■ WHAT THE TASK ASKS ■
Which lines include the word "this"? Copy each of them.

Extracted records
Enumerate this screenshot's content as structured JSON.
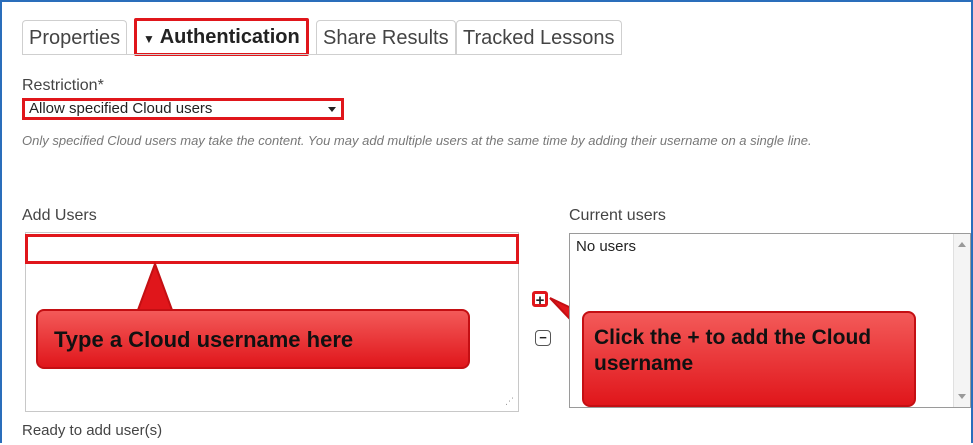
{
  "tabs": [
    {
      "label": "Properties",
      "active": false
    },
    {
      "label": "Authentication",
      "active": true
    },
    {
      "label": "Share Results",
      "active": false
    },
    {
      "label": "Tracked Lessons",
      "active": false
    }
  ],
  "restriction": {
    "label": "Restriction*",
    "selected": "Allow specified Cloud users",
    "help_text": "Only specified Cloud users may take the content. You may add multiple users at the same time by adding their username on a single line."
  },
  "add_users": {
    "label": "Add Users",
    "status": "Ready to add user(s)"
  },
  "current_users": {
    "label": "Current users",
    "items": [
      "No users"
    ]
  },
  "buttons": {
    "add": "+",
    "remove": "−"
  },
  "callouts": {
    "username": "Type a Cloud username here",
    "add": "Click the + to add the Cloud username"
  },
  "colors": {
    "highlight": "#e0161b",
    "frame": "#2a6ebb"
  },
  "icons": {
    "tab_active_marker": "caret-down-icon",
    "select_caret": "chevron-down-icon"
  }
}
--
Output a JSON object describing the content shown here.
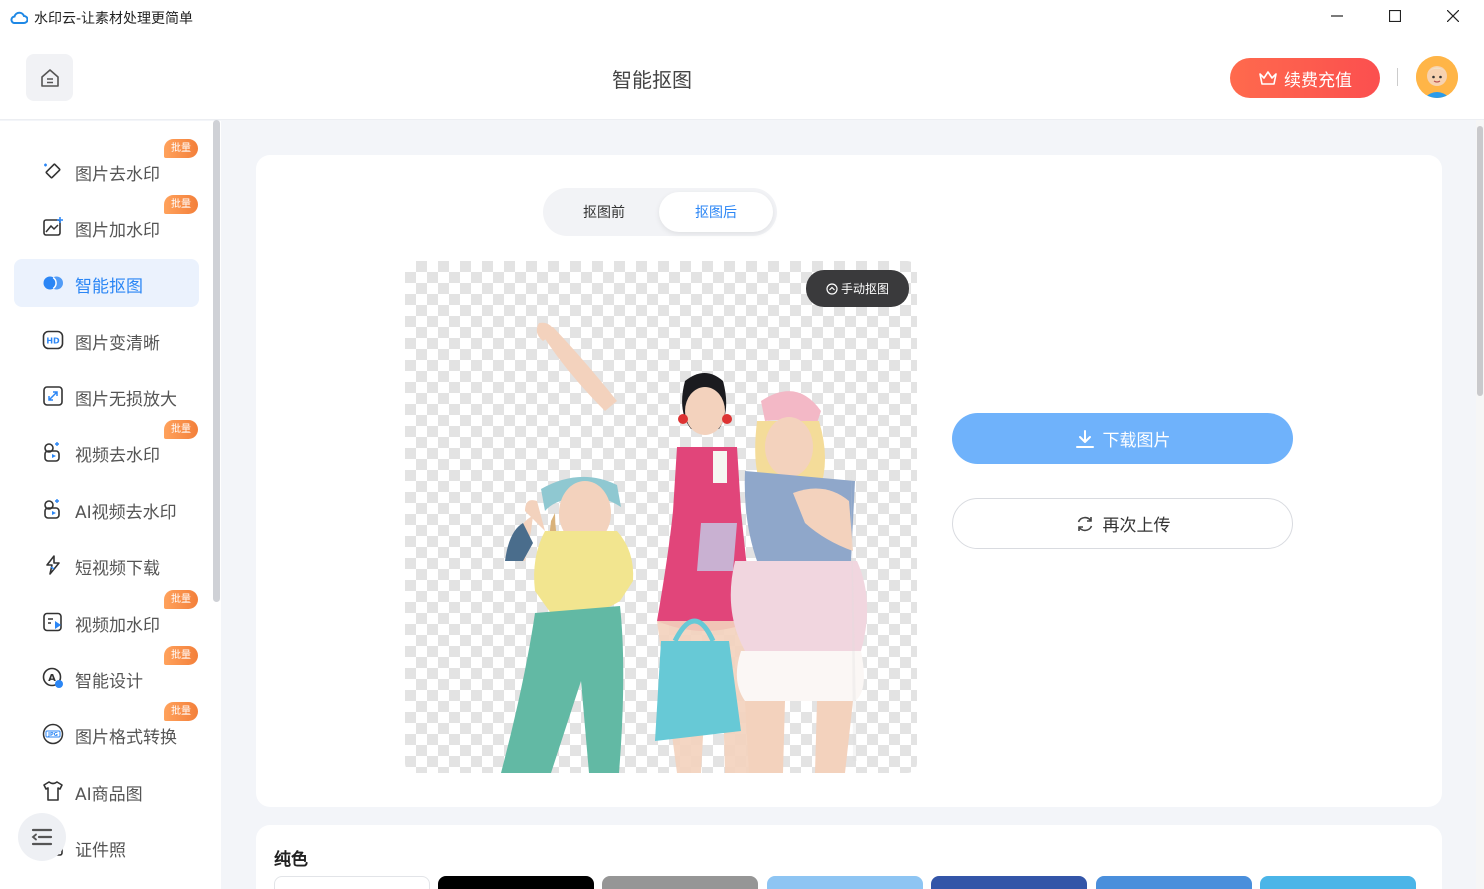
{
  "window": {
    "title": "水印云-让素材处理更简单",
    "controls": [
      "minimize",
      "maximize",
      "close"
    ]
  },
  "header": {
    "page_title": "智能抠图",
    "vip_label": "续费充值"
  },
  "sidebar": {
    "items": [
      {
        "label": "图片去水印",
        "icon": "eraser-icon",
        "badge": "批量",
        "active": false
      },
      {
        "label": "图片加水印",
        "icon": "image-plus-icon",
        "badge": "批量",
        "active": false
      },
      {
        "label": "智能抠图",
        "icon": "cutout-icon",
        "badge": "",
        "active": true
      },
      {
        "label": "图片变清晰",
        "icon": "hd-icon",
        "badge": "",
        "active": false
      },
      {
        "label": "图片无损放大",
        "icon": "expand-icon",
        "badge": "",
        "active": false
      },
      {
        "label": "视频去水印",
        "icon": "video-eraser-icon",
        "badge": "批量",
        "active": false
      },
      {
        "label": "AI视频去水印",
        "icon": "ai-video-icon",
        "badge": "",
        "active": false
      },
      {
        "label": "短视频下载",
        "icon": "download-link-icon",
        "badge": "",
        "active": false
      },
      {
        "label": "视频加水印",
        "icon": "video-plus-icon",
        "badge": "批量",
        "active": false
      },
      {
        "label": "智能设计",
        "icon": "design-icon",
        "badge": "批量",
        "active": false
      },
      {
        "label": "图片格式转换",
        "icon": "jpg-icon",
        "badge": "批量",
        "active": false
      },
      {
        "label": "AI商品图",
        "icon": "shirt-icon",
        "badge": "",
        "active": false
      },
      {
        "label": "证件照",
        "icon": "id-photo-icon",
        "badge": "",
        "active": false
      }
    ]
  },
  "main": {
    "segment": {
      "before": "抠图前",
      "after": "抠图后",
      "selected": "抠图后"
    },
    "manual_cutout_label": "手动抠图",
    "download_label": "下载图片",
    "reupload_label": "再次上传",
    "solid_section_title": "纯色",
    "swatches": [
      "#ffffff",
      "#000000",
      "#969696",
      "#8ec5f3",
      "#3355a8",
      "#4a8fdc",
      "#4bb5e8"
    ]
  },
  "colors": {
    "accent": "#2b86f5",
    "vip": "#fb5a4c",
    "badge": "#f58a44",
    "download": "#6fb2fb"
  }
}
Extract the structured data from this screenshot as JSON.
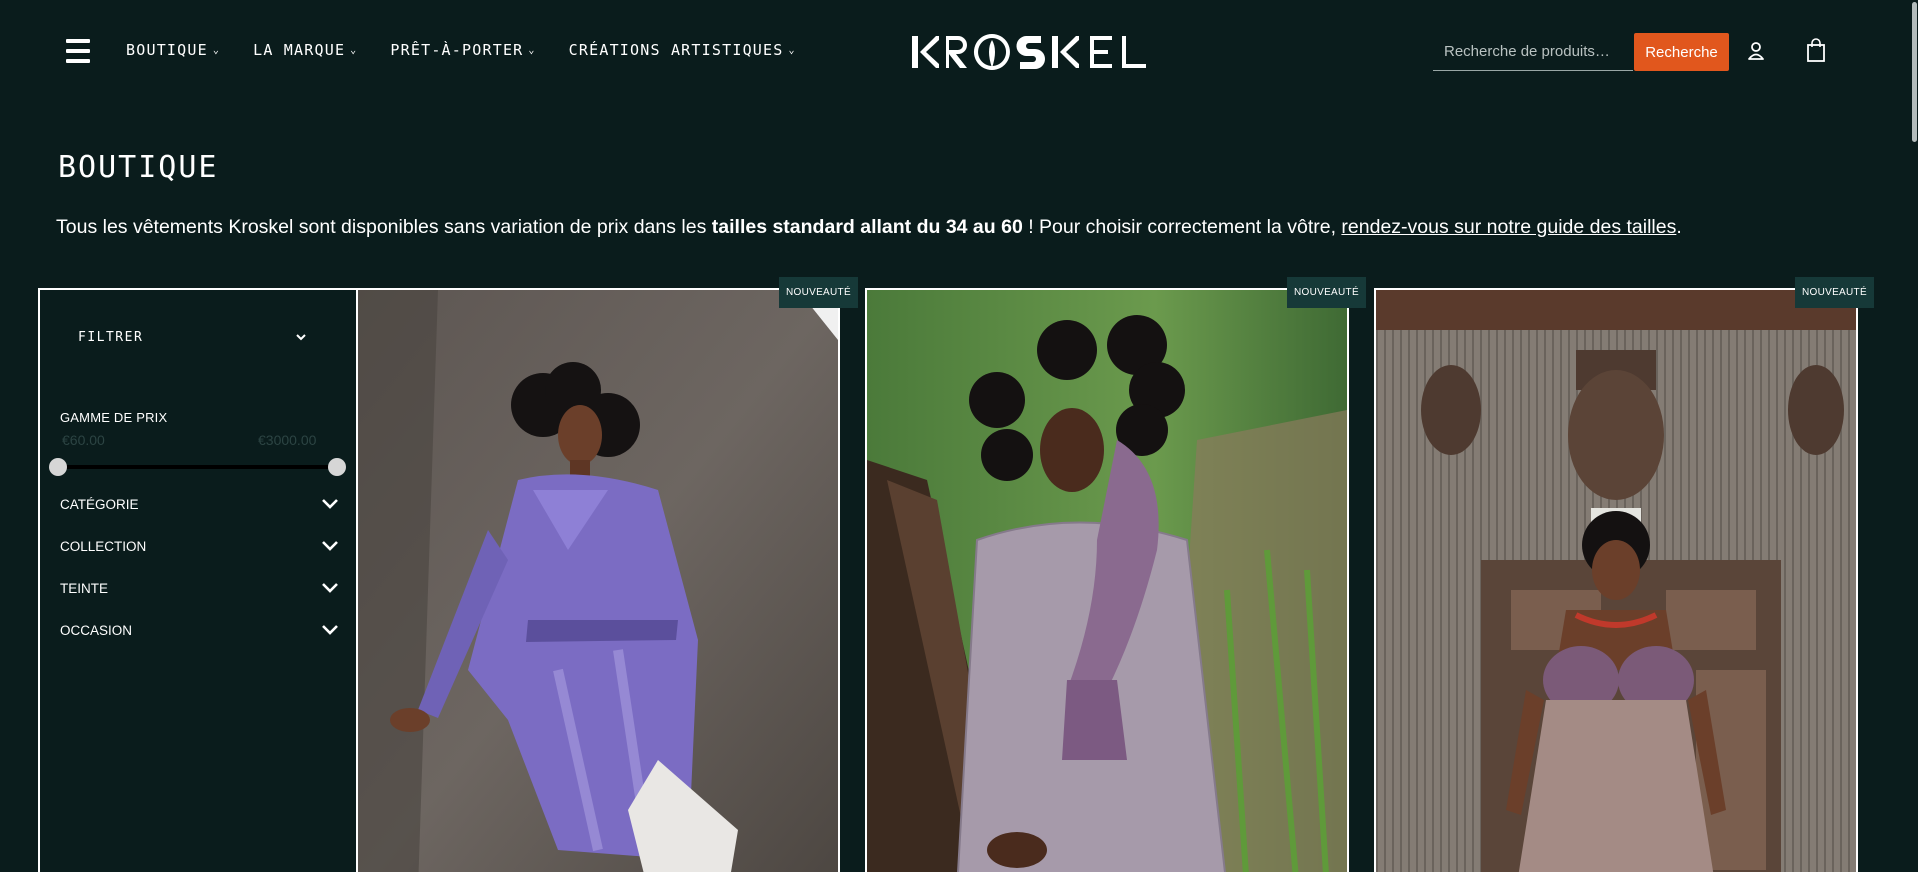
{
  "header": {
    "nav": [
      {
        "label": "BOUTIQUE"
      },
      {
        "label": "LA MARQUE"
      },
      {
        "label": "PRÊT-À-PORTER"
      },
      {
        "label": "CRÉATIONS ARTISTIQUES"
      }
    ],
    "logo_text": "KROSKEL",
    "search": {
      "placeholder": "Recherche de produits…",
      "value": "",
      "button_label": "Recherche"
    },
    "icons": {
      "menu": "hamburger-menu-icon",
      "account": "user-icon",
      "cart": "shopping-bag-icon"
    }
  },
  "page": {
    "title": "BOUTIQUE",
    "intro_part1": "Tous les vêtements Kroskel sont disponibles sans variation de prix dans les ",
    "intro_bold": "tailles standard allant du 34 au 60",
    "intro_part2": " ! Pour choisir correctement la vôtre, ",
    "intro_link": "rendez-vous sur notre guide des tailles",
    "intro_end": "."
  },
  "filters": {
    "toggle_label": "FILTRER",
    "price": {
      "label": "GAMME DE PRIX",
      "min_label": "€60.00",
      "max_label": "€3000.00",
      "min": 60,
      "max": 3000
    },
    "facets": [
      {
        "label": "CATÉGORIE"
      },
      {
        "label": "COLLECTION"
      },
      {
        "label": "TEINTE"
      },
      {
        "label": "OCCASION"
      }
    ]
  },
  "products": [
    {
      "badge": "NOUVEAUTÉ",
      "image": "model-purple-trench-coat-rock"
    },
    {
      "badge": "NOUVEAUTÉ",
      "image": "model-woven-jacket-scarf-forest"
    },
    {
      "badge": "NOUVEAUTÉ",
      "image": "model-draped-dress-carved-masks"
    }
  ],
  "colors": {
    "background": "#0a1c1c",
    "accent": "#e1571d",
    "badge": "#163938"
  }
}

■ COMPLETED EXERCISE ■
Enumerate this screenshot's content as structured JSON.
Extract the structured data from this screenshot as JSON.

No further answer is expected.